Your goal: Lines that hold the word "this" should be located and copied.
● ● ●
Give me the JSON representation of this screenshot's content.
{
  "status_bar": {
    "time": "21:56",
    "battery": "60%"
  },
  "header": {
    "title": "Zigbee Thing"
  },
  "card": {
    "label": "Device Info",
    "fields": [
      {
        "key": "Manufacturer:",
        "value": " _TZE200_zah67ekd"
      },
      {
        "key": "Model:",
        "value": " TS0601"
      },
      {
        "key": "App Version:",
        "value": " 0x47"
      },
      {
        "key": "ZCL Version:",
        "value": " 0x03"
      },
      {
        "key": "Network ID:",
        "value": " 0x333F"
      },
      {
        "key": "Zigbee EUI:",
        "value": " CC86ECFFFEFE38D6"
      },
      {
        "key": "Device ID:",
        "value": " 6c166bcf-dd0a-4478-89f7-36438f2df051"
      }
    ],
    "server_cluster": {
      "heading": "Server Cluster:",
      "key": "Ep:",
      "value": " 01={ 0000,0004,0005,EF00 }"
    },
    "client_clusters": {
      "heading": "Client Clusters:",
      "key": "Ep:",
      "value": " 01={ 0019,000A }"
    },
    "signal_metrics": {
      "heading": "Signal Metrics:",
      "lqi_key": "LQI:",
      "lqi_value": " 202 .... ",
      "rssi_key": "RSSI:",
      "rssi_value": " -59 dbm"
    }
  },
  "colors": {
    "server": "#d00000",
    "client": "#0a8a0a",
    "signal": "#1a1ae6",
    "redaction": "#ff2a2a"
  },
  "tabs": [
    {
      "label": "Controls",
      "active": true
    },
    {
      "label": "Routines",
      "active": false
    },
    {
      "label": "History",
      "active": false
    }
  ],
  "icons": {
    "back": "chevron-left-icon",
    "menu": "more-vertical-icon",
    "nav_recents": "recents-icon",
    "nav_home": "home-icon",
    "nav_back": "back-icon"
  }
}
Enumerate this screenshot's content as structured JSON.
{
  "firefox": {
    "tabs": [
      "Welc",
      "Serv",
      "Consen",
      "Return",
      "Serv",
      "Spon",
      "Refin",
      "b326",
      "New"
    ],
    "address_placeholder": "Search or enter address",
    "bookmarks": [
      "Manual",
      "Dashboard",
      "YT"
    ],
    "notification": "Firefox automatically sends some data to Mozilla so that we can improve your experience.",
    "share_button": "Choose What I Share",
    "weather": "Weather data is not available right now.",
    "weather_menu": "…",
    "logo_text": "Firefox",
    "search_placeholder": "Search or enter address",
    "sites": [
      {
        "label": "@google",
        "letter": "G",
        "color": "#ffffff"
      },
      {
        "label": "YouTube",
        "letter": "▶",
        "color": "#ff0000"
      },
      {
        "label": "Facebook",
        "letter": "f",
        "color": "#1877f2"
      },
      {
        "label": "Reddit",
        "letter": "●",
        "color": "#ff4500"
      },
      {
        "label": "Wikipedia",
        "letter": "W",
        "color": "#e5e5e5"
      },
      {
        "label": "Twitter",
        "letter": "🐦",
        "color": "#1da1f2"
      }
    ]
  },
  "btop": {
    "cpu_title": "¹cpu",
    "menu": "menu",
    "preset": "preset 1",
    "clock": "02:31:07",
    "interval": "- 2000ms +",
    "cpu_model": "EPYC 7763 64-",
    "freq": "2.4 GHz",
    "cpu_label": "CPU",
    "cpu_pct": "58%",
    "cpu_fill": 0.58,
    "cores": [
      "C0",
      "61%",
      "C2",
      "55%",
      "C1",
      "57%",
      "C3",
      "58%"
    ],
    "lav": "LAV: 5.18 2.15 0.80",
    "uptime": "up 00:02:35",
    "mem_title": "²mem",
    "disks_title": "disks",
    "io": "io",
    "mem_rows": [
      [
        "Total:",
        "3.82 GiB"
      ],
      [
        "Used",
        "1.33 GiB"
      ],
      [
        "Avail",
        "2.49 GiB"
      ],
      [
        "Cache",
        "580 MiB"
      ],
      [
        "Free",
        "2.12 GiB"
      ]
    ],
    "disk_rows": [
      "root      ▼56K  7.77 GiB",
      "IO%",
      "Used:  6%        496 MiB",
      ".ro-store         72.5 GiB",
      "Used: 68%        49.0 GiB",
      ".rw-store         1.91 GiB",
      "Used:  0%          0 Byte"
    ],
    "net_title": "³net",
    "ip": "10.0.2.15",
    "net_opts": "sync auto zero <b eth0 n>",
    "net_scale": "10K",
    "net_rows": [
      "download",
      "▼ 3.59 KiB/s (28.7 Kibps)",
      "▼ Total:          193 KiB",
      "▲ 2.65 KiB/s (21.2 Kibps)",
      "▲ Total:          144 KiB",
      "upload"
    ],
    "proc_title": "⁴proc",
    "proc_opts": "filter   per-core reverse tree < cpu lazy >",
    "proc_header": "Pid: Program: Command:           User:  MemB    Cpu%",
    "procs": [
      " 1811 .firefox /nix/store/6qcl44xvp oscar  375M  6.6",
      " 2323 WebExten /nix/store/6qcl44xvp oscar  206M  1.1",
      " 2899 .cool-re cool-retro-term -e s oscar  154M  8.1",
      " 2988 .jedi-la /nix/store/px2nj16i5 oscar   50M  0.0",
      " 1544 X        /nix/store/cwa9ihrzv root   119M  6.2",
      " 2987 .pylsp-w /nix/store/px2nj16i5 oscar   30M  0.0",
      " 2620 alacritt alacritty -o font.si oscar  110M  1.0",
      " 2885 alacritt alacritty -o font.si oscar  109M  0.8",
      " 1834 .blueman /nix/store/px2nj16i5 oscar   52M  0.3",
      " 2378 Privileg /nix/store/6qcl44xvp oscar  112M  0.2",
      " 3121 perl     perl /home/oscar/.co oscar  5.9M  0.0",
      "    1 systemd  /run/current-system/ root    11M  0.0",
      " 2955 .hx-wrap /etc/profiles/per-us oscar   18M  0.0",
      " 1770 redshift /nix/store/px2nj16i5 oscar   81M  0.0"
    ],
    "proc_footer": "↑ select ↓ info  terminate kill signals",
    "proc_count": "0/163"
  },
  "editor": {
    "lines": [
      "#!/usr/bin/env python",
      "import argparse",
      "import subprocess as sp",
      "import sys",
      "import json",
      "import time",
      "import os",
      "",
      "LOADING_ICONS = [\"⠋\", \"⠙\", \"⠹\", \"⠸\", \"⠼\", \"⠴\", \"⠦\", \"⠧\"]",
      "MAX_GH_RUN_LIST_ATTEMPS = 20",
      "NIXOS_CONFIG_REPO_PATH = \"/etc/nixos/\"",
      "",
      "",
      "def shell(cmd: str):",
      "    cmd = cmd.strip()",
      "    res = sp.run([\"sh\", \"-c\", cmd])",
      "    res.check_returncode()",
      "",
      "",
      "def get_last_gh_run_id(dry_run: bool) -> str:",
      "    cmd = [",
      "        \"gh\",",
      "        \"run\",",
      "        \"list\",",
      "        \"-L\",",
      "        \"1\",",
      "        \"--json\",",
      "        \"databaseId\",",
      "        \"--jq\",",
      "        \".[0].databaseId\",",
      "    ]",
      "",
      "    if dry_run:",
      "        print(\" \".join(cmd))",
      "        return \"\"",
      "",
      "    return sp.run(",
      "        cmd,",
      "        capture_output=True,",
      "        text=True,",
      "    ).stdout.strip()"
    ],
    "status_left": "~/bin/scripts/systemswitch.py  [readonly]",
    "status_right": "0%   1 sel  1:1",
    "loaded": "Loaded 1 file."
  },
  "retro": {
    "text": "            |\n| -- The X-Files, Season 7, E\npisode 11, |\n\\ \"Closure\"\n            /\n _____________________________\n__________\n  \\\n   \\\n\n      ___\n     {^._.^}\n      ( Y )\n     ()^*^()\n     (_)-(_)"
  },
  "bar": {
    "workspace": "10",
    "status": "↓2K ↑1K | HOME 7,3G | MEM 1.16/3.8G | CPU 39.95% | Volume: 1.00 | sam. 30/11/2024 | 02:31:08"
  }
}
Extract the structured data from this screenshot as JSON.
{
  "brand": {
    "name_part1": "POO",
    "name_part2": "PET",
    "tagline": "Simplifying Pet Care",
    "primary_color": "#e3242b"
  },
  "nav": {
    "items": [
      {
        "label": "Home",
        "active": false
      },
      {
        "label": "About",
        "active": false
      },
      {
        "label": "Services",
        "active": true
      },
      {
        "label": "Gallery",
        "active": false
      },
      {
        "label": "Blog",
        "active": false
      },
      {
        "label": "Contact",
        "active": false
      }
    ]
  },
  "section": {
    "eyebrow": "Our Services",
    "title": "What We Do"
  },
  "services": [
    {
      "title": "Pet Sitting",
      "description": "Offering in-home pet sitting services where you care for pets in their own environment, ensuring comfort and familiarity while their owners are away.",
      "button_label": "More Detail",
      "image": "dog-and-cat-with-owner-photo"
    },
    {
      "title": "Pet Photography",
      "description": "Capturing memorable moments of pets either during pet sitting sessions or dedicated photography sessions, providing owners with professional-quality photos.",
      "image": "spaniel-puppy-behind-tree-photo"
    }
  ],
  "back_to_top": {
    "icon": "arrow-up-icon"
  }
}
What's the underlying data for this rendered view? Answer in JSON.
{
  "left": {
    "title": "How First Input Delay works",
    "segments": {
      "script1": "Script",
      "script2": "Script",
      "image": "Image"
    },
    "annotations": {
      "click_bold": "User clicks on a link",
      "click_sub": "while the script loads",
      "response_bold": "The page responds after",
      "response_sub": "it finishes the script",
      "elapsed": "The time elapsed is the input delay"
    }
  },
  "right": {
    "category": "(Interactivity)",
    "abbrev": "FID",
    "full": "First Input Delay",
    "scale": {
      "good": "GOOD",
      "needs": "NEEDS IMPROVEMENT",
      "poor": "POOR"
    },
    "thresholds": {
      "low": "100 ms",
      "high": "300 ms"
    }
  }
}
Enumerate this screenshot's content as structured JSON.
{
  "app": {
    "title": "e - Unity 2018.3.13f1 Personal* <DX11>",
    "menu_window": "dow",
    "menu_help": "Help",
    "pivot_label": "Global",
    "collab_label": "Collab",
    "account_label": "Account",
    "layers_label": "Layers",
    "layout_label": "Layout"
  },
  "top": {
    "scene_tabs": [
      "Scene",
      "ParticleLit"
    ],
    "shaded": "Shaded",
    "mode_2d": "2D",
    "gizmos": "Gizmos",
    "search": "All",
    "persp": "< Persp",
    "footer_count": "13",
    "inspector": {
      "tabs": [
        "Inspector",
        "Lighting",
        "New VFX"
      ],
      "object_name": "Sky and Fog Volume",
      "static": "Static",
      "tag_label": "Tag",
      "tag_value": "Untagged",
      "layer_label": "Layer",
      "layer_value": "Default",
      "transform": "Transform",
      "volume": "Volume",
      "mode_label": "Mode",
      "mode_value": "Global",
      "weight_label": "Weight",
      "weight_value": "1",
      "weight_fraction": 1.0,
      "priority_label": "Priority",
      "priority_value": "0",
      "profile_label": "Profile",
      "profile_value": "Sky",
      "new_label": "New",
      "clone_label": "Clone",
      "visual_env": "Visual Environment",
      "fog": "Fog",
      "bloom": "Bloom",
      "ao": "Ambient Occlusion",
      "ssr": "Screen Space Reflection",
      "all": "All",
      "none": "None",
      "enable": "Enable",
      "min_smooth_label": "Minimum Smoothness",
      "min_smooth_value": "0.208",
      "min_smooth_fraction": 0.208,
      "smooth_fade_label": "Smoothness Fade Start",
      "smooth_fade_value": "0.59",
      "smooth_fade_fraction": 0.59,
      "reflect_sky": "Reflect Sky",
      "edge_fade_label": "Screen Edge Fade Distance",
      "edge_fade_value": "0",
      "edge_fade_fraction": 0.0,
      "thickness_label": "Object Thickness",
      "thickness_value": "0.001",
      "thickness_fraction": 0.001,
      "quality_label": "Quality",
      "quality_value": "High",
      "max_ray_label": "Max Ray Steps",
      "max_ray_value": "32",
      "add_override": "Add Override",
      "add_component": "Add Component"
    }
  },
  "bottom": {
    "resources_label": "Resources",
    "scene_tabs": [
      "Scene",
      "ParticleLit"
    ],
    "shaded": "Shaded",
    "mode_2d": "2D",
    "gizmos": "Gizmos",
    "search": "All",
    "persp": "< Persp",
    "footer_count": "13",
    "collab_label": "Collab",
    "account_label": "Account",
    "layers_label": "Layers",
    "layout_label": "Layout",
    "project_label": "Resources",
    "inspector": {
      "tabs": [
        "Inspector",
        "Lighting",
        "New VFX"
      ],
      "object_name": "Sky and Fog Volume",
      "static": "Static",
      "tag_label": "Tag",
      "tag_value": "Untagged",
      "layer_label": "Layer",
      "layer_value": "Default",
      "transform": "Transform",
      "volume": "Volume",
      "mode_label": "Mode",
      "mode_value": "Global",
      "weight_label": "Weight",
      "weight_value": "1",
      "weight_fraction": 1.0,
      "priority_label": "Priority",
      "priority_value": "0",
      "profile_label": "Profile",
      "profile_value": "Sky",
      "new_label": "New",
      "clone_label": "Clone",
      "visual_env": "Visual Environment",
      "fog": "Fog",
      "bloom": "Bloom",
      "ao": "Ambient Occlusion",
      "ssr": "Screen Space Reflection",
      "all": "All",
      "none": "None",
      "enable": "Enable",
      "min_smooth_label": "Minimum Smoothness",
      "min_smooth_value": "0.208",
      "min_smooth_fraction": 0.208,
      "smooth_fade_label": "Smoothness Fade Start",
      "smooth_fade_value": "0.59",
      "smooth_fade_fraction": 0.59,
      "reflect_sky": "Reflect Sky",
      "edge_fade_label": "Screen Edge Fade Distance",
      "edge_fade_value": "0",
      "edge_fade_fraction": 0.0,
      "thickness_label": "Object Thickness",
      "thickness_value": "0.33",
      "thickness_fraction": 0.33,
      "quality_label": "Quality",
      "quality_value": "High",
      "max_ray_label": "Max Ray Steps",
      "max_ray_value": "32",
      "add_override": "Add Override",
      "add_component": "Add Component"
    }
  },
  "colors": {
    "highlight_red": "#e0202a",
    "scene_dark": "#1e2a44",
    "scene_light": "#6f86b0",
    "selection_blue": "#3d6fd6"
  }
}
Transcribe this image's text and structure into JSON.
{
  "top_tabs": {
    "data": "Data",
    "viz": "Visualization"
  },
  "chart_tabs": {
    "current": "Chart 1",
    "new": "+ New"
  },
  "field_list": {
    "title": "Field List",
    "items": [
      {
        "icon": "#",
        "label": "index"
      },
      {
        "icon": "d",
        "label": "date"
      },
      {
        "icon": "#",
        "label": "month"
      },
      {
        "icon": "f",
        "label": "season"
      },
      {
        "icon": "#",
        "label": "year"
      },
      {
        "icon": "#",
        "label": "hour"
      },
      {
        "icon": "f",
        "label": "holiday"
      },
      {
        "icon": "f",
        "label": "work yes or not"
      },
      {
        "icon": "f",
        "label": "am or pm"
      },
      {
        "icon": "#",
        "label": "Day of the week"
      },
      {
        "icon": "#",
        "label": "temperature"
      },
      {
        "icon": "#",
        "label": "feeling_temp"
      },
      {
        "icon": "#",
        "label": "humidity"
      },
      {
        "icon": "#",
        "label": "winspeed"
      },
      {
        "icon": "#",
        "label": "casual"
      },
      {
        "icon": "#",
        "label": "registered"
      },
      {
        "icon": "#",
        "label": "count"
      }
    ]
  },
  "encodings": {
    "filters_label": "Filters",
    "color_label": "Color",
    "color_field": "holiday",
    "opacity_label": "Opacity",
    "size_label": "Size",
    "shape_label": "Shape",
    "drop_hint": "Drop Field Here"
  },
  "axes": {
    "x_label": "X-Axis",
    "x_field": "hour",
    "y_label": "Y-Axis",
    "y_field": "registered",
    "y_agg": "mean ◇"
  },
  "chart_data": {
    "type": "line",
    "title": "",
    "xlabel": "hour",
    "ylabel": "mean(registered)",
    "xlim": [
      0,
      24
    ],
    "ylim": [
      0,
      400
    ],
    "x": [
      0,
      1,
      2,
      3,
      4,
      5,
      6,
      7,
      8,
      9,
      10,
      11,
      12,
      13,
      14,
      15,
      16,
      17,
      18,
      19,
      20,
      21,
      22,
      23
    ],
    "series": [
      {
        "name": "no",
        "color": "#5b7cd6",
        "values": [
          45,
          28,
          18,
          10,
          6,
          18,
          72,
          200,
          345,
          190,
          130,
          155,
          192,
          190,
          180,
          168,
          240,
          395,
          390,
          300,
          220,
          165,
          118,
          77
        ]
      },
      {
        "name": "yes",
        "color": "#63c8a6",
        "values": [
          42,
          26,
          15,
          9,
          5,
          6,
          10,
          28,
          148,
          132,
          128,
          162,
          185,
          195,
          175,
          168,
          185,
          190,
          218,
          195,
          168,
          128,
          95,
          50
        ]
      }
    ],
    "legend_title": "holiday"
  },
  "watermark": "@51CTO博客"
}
● ● ●
Task result:
Give me the JSON representation of this screenshot's content.
Enumerate this screenshot's content as structured JSON.
Extract the structured data from this screenshot as JSON.
What's the underlying data for this rendered view? Answer in JSON.
Enumerate this screenshot's content as structured JSON.
Transcribe this image's text and structure into JSON.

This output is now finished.